* **EXERCISE OBJECTIVE**:
Write out every entry word for word.

* **DATA ROWS**:

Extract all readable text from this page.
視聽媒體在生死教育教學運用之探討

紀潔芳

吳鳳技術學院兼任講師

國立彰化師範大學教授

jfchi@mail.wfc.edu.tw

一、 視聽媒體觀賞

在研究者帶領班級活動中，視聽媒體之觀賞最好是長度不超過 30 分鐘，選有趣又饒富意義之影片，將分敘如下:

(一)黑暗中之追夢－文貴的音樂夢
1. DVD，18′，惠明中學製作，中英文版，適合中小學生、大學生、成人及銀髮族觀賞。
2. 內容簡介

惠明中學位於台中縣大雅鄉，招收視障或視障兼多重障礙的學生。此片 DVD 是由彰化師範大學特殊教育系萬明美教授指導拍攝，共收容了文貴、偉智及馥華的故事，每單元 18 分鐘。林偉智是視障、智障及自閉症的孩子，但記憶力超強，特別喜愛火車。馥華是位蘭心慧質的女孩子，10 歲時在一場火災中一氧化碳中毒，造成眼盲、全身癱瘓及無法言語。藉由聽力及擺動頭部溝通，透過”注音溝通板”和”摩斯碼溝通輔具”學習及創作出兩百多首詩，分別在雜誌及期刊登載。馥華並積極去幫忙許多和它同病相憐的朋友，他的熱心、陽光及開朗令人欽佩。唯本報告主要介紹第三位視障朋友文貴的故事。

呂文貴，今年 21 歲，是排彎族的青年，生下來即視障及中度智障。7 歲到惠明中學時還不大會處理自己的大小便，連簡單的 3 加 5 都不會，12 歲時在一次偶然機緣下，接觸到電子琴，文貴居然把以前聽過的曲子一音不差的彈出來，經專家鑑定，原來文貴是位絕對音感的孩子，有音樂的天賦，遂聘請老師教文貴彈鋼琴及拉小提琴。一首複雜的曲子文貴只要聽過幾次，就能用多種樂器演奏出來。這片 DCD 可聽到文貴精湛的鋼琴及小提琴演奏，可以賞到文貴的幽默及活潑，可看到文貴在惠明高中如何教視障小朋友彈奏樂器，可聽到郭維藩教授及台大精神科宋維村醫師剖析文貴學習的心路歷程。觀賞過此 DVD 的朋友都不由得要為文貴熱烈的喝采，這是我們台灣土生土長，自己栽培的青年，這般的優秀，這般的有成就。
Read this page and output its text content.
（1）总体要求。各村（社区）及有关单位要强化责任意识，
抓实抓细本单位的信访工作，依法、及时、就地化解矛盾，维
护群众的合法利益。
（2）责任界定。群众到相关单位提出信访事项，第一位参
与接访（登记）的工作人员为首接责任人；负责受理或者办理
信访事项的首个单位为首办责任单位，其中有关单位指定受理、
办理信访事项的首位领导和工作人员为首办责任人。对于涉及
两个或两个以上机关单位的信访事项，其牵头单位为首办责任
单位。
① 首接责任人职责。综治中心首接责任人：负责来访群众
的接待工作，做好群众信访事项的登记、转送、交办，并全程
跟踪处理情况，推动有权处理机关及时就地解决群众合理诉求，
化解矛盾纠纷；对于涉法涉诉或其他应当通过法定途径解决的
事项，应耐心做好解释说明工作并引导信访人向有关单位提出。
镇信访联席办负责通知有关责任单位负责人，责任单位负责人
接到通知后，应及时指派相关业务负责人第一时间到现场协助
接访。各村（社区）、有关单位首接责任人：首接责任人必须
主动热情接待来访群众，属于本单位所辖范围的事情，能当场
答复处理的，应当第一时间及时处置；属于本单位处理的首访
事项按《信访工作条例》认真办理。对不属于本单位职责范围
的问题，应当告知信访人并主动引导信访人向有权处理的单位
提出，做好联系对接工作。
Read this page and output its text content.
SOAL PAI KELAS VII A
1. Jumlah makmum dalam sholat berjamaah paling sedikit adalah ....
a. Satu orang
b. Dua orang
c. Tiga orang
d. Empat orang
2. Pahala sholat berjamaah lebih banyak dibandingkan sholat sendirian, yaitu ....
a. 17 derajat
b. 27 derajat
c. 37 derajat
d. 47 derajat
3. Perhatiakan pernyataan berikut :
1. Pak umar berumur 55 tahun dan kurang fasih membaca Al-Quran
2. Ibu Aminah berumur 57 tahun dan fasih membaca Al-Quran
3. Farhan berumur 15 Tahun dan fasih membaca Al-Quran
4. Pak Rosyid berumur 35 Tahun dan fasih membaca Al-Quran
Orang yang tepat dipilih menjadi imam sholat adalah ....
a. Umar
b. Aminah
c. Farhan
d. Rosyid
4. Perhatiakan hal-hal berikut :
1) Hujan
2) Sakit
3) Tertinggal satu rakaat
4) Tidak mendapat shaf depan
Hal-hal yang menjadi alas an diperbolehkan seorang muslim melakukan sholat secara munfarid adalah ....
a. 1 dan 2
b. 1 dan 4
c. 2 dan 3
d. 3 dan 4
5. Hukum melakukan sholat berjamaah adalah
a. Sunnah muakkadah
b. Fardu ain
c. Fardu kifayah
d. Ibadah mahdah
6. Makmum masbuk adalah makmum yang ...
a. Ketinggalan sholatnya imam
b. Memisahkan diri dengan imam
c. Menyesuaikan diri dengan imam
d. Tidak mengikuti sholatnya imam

* **RESPONSE BELOW**:
Extract all readable text from this page.
視聽媒體在生死教育教學運用之探討

紀潔芳

吳鳳技術學院兼任講師

國立彰化師範大學教授

jfchi@mail.wfc.edu.tw

一、 視聽媒體觀賞

在研究者帶領班級活動中，視聽媒體之觀賞最好是長度不超過 30 分鐘，選有趣又饒富意義之影片，將分敘如下:

(一)黑暗中之追夢－文貴的音樂夢
1. DVD，18′，惠明中學製作，中英文版，適合中小學生、大學生、成人及銀髮族觀賞。
2. 內容簡介

惠明中學位於台中縣大雅鄉，招收視障或視障兼多重障礙的學生。此片 DVD 是由彰化師範大學特殊教育系萬明美教授指導拍攝，共收容了文貴、偉智及馥華的故事，每單元 18 分鐘。林偉智是視障、智障及自閉症的孩子，但記憶力超強，特別喜愛火車。馥華是位蘭心慧質的女孩子，10 歲時在一場火災中一氧化碳中毒，造成眼盲、全身癱瘓及無法言語。藉由聽力及擺動頭部溝通，透過”注音溝通板”和”摩斯碼溝通輔具”學習及創作出兩百多首詩，分別在雜誌及期刊登載。馥華並積極去幫忙許多和它同病相憐的朋友，他的熱心、陽光及開朗令人欽佩。唯本報告主要介紹第三位視障朋友文貴的故事。

呂文貴，今年 21 歲，是排彎族的青年，生下來即視障及中度智障。7 歲到惠明中學時還不大會處理自己的大小便，連簡單的 3 加 5 都不會，12 歲時在一次偶然機緣下，接觸到電子琴，文貴居然把以前聽過的曲子一音不差的彈出來，經專家鑑定，原來文貴是位絕對音感的孩子，有音樂的天賦，遂聘請老師教文貴彈鋼琴及拉小提琴。一首複雜的曲子文貴只要聽過幾次，就能用多種樂器演奏出來。這片 DCD 可聽到文貴精湛的鋼琴及小提琴演奏，可以賞到文貴的幽默及活潑，可看到文貴在惠明高中如何教視障小朋友彈奏樂器，可聽到郭維藩教授及台大精神科宋維村醫師剖析文貴學習的心路歷程。觀賞過此 DVD 的朋友都不由得要為文貴熱烈的喝采，這是我們台灣土生土長，自己栽培的青年，這般的優秀，這般的有成就。
Read this page and output its text content.
（1）总体要求。各村（社区）及有关单位要强化责任意识，
抓实抓细本单位的信访工作，依法、及时、就地化解矛盾，维
护群众的合法利益。
（2）责任界定。群众到相关单位提出信访事项，第一位参
与接访（登记）的工作人员为首接责任人；负责受理或者办理
信访事项的首个单位为首办责任单位，其中有关单位指定受理、
办理信访事项的首位领导和工作人员为首办责任人。对于涉及
两个或两个以上机关单位的信访事项，其牵头单位为首办责任
单位。
① 首接责任人职责。综治中心首接责任人：负责来访群众
的接待工作，做好群众信访事项的登记、转送、交办，并全程
跟踪处理情况，推动有权处理机关及时就地解决群众合理诉求，
化解矛盾纠纷；对于涉法涉诉或其他应当通过法定途径解决的
事项，应耐心做好解释说明工作并引导信访人向有关单位提出。
镇信访联席办负责通知有关责任单位负责人，责任单位负责人
接到通知后，应及时指派相关业务负责人第一时间到现场协助
接访。各村（社区）、有关单位首接责任人：首接责任人必须
主动热情接待来访群众，属于本单位所辖范围的事情，能当场
答复处理的，应当第一时间及时处置；属于本单位处理的首访
事项按《信访工作条例》认真办理。对不属于本单位职责范围
的问题，应当告知信访人并主动引导信访人向有权处理的单位
提出，做好联系对接工作。
Read this page and output its text content.
SOAL PAI KELAS VII A
1. Jumlah makmum dalam sholat berjamaah paling sedikit adalah ....
a. Satu orang
b. Dua orang
c. Tiga orang
d. Empat orang
2. Pahala sholat berjamaah lebih banyak dibandingkan sholat sendirian, yaitu ....
a. 17 derajat
b. 27 derajat
c. 37 derajat
d. 47 derajat
3. Perhatiakan pernyataan berikut :
1. Pak umar berumur 55 tahun dan kurang fasih membaca Al-Quran
2. Ibu Aminah berumur 57 tahun dan fasih membaca Al-Quran
3. Farhan berumur 15 Tahun dan fasih membaca Al-Quran
4. Pak Rosyid berumur 35 Tahun dan fasih membaca Al-Quran
Orang yang tepat dipilih menjadi imam sholat adalah ....
a. Umar
b. Aminah
c. Farhan
d. Rosyid
4. Perhatiakan hal-hal berikut :
1) Hujan
2) Sakit
3) Tertinggal satu rakaat
4) Tidak mendapat shaf depan
Hal-hal yang menjadi alas an diperbolehkan seorang muslim melakukan sholat secara munfarid adalah ....
a. 1 dan 2
b. 1 dan 4
c. 2 dan 3
d. 3 dan 4
5. Hukum melakukan sholat berjamaah adalah
a. Sunnah muakkadah
b. Fardu ain
c. Fardu kifayah
d. Ibadah mahdah
6. Makmum masbuk adalah makmum yang ...
a. Ketinggalan sholatnya imam
b. Memisahkan diri dengan imam
c. Menyesuaikan diri dengan imam
d. Tidak mengikuti sholatnya imam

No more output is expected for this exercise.